* begin Material provided *
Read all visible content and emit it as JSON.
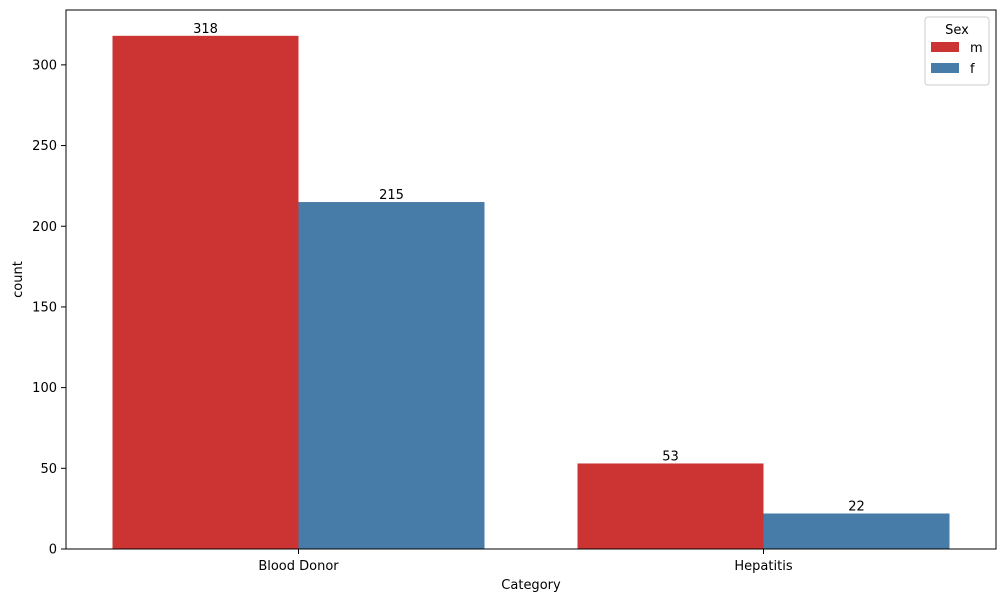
{
  "chart_data": {
    "type": "bar",
    "title": "",
    "xlabel": "Category",
    "ylabel": "count",
    "categories": [
      "Blood Donor",
      "Hepatitis"
    ],
    "series": [
      {
        "name": "m",
        "values": [
          318,
          53
        ],
        "color": "#cc3333"
      },
      {
        "name": "f",
        "values": [
          215,
          22
        ],
        "color": "#477ca8"
      }
    ],
    "ylim": [
      0,
      334
    ],
    "yticks": [
      0,
      50,
      100,
      150,
      200,
      250,
      300
    ],
    "grid": false,
    "legend": {
      "title": "Sex",
      "placement": "top-right"
    },
    "data_labels": true
  }
}
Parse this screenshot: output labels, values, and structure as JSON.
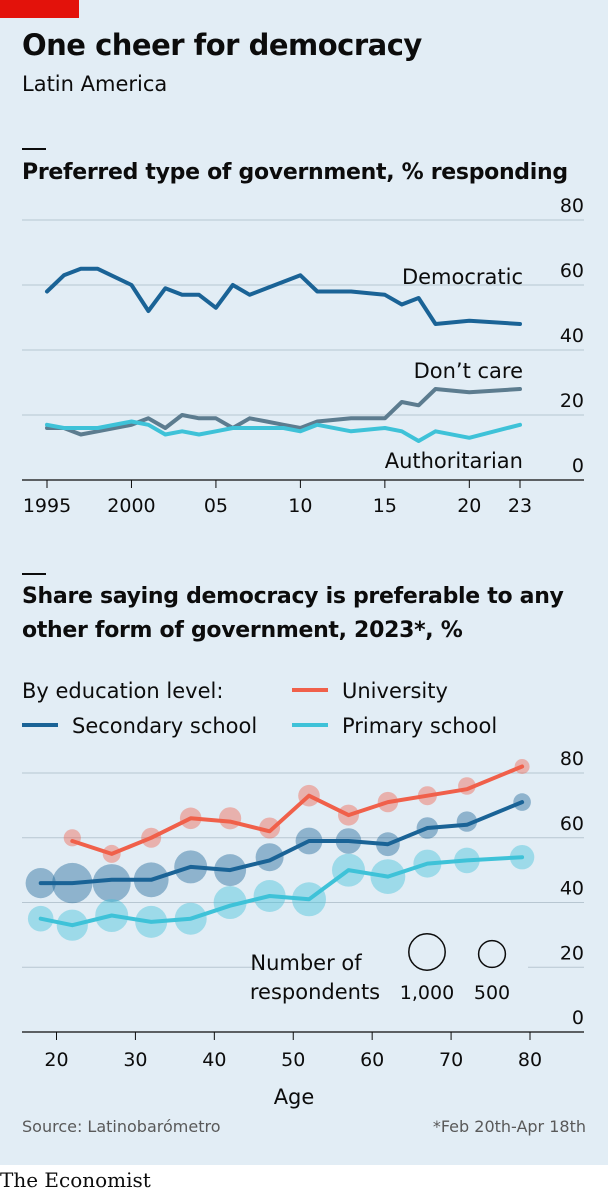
{
  "header": {
    "title": "One cheer for democracy",
    "subtitle": "Latin America"
  },
  "colors": {
    "background": "#e2edf5",
    "democratic": "#1a6396",
    "dont_care": "#5c7c8f",
    "authoritarian": "#3ec2d8",
    "university": "#f0604a",
    "secondary": "#1a6396",
    "primary": "#3ec2d8",
    "brand_red": "#e3120b"
  },
  "footer": {
    "source": "Source: Latinobarómetro",
    "footnote": "*Feb 20th-Apr 18th",
    "brand": "The Economist"
  },
  "chart_data": [
    {
      "type": "line",
      "title": "Preferred type of government, % responding",
      "x_tick_labels": [
        "1995",
        "2000",
        "05",
        "10",
        "15",
        "20",
        "23"
      ],
      "x_tick_values": [
        1995,
        2000,
        2005,
        2010,
        2015,
        2020,
        2023
      ],
      "y_tick_labels": [
        "0",
        "20",
        "40",
        "60",
        "80"
      ],
      "y_tick_values": [
        0,
        20,
        40,
        60,
        80
      ],
      "xlim": [
        1995,
        2023
      ],
      "ylim": [
        0,
        80
      ],
      "grid": true,
      "series": [
        {
          "name": "Democratic",
          "color_key": "democratic",
          "points": [
            [
              1995,
              58
            ],
            [
              1996,
              63
            ],
            [
              1997,
              65
            ],
            [
              1998,
              65
            ],
            [
              2000,
              60
            ],
            [
              2001,
              52
            ],
            [
              2002,
              59
            ],
            [
              2003,
              57
            ],
            [
              2004,
              57
            ],
            [
              2005,
              53
            ],
            [
              2006,
              60
            ],
            [
              2007,
              57
            ],
            [
              2008,
              59
            ],
            [
              2009,
              61
            ],
            [
              2010,
              63
            ],
            [
              2011,
              58
            ],
            [
              2013,
              58
            ],
            [
              2015,
              57
            ],
            [
              2016,
              54
            ],
            [
              2017,
              56
            ],
            [
              2018,
              48
            ],
            [
              2020,
              49
            ],
            [
              2023,
              48
            ]
          ]
        },
        {
          "name": "Don’t care",
          "color_key": "dont_care",
          "points": [
            [
              1995,
              16
            ],
            [
              1996,
              16
            ],
            [
              1997,
              14
            ],
            [
              1998,
              15
            ],
            [
              2000,
              17
            ],
            [
              2001,
              19
            ],
            [
              2002,
              16
            ],
            [
              2003,
              20
            ],
            [
              2004,
              19
            ],
            [
              2005,
              19
            ],
            [
              2006,
              16
            ],
            [
              2007,
              19
            ],
            [
              2008,
              18
            ],
            [
              2009,
              17
            ],
            [
              2010,
              16
            ],
            [
              2011,
              18
            ],
            [
              2013,
              19
            ],
            [
              2015,
              19
            ],
            [
              2016,
              24
            ],
            [
              2017,
              23
            ],
            [
              2018,
              28
            ],
            [
              2020,
              27
            ],
            [
              2023,
              28
            ]
          ]
        },
        {
          "name": "Authoritarian",
          "color_key": "authoritarian",
          "points": [
            [
              1995,
              17
            ],
            [
              1996,
              16
            ],
            [
              1997,
              16
            ],
            [
              1998,
              16
            ],
            [
              2000,
              18
            ],
            [
              2001,
              17
            ],
            [
              2002,
              14
            ],
            [
              2003,
              15
            ],
            [
              2004,
              14
            ],
            [
              2005,
              15
            ],
            [
              2006,
              16
            ],
            [
              2007,
              16
            ],
            [
              2008,
              16
            ],
            [
              2009,
              16
            ],
            [
              2010,
              15
            ],
            [
              2011,
              17
            ],
            [
              2013,
              15
            ],
            [
              2015,
              16
            ],
            [
              2016,
              15
            ],
            [
              2017,
              12
            ],
            [
              2018,
              15
            ],
            [
              2020,
              13
            ],
            [
              2023,
              17
            ]
          ]
        }
      ]
    },
    {
      "type": "scatter",
      "title": "Share saying democracy is preferable to any other form of government, 2023*, %",
      "legend_heading": "By education level:",
      "xlabel": "Age",
      "x_tick_labels": [
        "20",
        "30",
        "40",
        "50",
        "60",
        "70",
        "80"
      ],
      "x_tick_values": [
        20,
        30,
        40,
        50,
        60,
        70,
        80
      ],
      "y_tick_labels": [
        "0",
        "20",
        "40",
        "60",
        "80"
      ],
      "y_tick_values": [
        0,
        20,
        40,
        60,
        80
      ],
      "xlim": [
        16,
        83
      ],
      "ylim": [
        0,
        80
      ],
      "grid": true,
      "size_legend": {
        "title_line1": "Number of",
        "title_line2": "respondents",
        "entries": [
          {
            "label": "1,000",
            "value": 1000
          },
          {
            "label": "500",
            "value": 500
          }
        ]
      },
      "series": [
        {
          "name": "University",
          "color_key": "university",
          "line": [
            [
              22,
              59
            ],
            [
              27,
              55
            ],
            [
              32,
              60
            ],
            [
              37,
              66
            ],
            [
              42,
              65
            ],
            [
              47,
              62
            ],
            [
              52,
              73
            ],
            [
              57,
              67
            ],
            [
              62,
              71
            ],
            [
              67,
              73
            ],
            [
              72,
              75
            ],
            [
              79,
              82
            ]
          ],
          "bubbles": [
            [
              22,
              60,
              170
            ],
            [
              27,
              55,
              190
            ],
            [
              32,
              60,
              250
            ],
            [
              37,
              66,
              300
            ],
            [
              42,
              66,
              320
            ],
            [
              47,
              63,
              280
            ],
            [
              52,
              73,
              300
            ],
            [
              57,
              67,
              280
            ],
            [
              62,
              71,
              260
            ],
            [
              67,
              73,
              220
            ],
            [
              72,
              76,
              180
            ],
            [
              79,
              82,
              120
            ]
          ]
        },
        {
          "name": "Secondary school",
          "color_key": "secondary",
          "line": [
            [
              18,
              46
            ],
            [
              22,
              46
            ],
            [
              27,
              47
            ],
            [
              32,
              47
            ],
            [
              37,
              51
            ],
            [
              42,
              50
            ],
            [
              47,
              53
            ],
            [
              52,
              59
            ],
            [
              57,
              59
            ],
            [
              62,
              58
            ],
            [
              67,
              63
            ],
            [
              72,
              64
            ],
            [
              79,
              71
            ]
          ],
          "bubbles": [
            [
              18,
              46,
              650
            ],
            [
              22,
              46,
              1250
            ],
            [
              27,
              46,
              1100
            ],
            [
              32,
              47,
              900
            ],
            [
              37,
              51,
              800
            ],
            [
              42,
              50,
              750
            ],
            [
              47,
              54,
              550
            ],
            [
              52,
              59,
              500
            ],
            [
              57,
              59,
              450
            ],
            [
              62,
              58,
              380
            ],
            [
              67,
              63,
              300
            ],
            [
              72,
              65,
              260
            ],
            [
              79,
              71,
              180
            ]
          ]
        },
        {
          "name": "Primary school",
          "color_key": "primary",
          "line": [
            [
              18,
              35
            ],
            [
              22,
              33
            ],
            [
              27,
              36
            ],
            [
              32,
              34
            ],
            [
              37,
              35
            ],
            [
              42,
              39
            ],
            [
              47,
              42
            ],
            [
              52,
              41
            ],
            [
              57,
              50
            ],
            [
              62,
              48
            ],
            [
              67,
              52
            ],
            [
              72,
              53
            ],
            [
              79,
              54
            ]
          ],
          "bubbles": [
            [
              18,
              35,
              450
            ],
            [
              22,
              33,
              700
            ],
            [
              27,
              36,
              800
            ],
            [
              32,
              34,
              750
            ],
            [
              37,
              35,
              750
            ],
            [
              42,
              40,
              800
            ],
            [
              47,
              42,
              750
            ],
            [
              52,
              41,
              850
            ],
            [
              57,
              50,
              800
            ],
            [
              62,
              48,
              900
            ],
            [
              67,
              52,
              550
            ],
            [
              72,
              53,
              450
            ],
            [
              79,
              54,
              400
            ]
          ]
        }
      ]
    }
  ]
}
* end Material provided *
■ Problem description: Check the data for the word "school" and pull out the lines that have it.

■ Worked answer:
          "name": "Secondary school",
          "name": "Primary school",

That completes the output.